Data supplied start
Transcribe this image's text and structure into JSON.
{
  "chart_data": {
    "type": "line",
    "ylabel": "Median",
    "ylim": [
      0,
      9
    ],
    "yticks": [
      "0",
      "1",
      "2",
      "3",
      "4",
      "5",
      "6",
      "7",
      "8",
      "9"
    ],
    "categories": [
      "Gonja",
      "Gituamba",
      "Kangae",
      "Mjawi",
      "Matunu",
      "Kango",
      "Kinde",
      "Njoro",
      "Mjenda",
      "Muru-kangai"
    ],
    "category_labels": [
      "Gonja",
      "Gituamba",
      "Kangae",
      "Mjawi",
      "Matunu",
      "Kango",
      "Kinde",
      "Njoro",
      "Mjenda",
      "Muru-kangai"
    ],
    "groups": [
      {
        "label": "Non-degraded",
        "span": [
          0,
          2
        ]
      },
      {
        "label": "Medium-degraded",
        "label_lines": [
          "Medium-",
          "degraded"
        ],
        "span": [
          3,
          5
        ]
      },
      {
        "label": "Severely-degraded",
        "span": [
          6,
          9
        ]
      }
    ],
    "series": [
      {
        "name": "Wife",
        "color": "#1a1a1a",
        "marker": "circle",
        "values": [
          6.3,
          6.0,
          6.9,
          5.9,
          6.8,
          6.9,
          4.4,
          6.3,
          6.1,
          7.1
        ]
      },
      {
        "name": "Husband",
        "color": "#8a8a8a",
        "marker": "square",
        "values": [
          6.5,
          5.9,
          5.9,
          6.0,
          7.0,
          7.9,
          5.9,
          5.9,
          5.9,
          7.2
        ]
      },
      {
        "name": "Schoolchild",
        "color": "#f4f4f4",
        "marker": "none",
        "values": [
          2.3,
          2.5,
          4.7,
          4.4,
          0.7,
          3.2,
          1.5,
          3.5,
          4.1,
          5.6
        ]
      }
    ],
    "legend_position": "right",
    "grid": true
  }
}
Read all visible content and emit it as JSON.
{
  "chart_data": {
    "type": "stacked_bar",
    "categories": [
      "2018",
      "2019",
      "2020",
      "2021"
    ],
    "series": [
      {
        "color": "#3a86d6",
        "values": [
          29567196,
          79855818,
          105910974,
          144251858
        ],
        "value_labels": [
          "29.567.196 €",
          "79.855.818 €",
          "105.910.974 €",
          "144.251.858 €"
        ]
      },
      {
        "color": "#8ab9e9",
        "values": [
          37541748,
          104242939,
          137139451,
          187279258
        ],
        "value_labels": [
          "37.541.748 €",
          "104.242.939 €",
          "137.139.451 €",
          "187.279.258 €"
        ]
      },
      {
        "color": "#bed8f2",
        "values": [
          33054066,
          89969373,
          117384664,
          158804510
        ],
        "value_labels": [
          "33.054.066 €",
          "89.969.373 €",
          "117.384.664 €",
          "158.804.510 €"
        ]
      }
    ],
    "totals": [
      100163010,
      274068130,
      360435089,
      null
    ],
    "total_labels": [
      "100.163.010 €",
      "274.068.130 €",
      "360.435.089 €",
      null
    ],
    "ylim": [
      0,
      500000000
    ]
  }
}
Data supplied end
▶ Exercise requirements
Reproduce each entry from the records above, character for character.

▶ Exercise response
Transcribe this image's text and structure into JSON.
{
  "chart_data": {
    "type": "line",
    "ylabel": "Median",
    "ylim": [
      0,
      9
    ],
    "yticks": [
      "0",
      "1",
      "2",
      "3",
      "4",
      "5",
      "6",
      "7",
      "8",
      "9"
    ],
    "categories": [
      "Gonja",
      "Gituamba",
      "Kangae",
      "Mjawi",
      "Matunu",
      "Kango",
      "Kinde",
      "Njoro",
      "Mjenda",
      "Muru-kangai"
    ],
    "category_labels": [
      "Gonja",
      "Gituamba",
      "Kangae",
      "Mjawi",
      "Matunu",
      "Kango",
      "Kinde",
      "Njoro",
      "Mjenda",
      "Muru-kangai"
    ],
    "groups": [
      {
        "label": "Non-degraded",
        "span": [
          0,
          2
        ]
      },
      {
        "label": "Medium-degraded",
        "label_lines": [
          "Medium-",
          "degraded"
        ],
        "span": [
          3,
          5
        ]
      },
      {
        "label": "Severely-degraded",
        "span": [
          6,
          9
        ]
      }
    ],
    "series": [
      {
        "name": "Wife",
        "color": "#1a1a1a",
        "marker": "circle",
        "values": [
          6.3,
          6.0,
          6.9,
          5.9,
          6.8,
          6.9,
          4.4,
          6.3,
          6.1,
          7.1
        ]
      },
      {
        "name": "Husband",
        "color": "#8a8a8a",
        "marker": "square",
        "values": [
          6.5,
          5.9,
          5.9,
          6.0,
          7.0,
          7.9,
          5.9,
          5.9,
          5.9,
          7.2
        ]
      },
      {
        "name": "Schoolchild",
        "color": "#f4f4f4",
        "marker": "none",
        "values": [
          2.3,
          2.5,
          4.7,
          4.4,
          0.7,
          3.2,
          1.5,
          3.5,
          4.1,
          5.6
        ]
      }
    ],
    "legend_position": "right",
    "grid": true
  }
}
Read all visible content and emit it as JSON.
{
  "chart_data": {
    "type": "stacked_bar",
    "categories": [
      "2018",
      "2019",
      "2020",
      "2021"
    ],
    "series": [
      {
        "color": "#3a86d6",
        "values": [
          29567196,
          79855818,
          105910974,
          144251858
        ],
        "value_labels": [
          "29.567.196 €",
          "79.855.818 €",
          "105.910.974 €",
          "144.251.858 €"
        ]
      },
      {
        "color": "#8ab9e9",
        "values": [
          37541748,
          104242939,
          137139451,
          187279258
        ],
        "value_labels": [
          "37.541.748 €",
          "104.242.939 €",
          "137.139.451 €",
          "187.279.258 €"
        ]
      },
      {
        "color": "#bed8f2",
        "values": [
          33054066,
          89969373,
          117384664,
          158804510
        ],
        "value_labels": [
          "33.054.066 €",
          "89.969.373 €",
          "117.384.664 €",
          "158.804.510 €"
        ]
      }
    ],
    "totals": [
      100163010,
      274068130,
      360435089,
      null
    ],
    "total_labels": [
      "100.163.010 €",
      "274.068.130 €",
      "360.435.089 €",
      null
    ],
    "ylim": [
      0,
      500000000
    ]
  }
}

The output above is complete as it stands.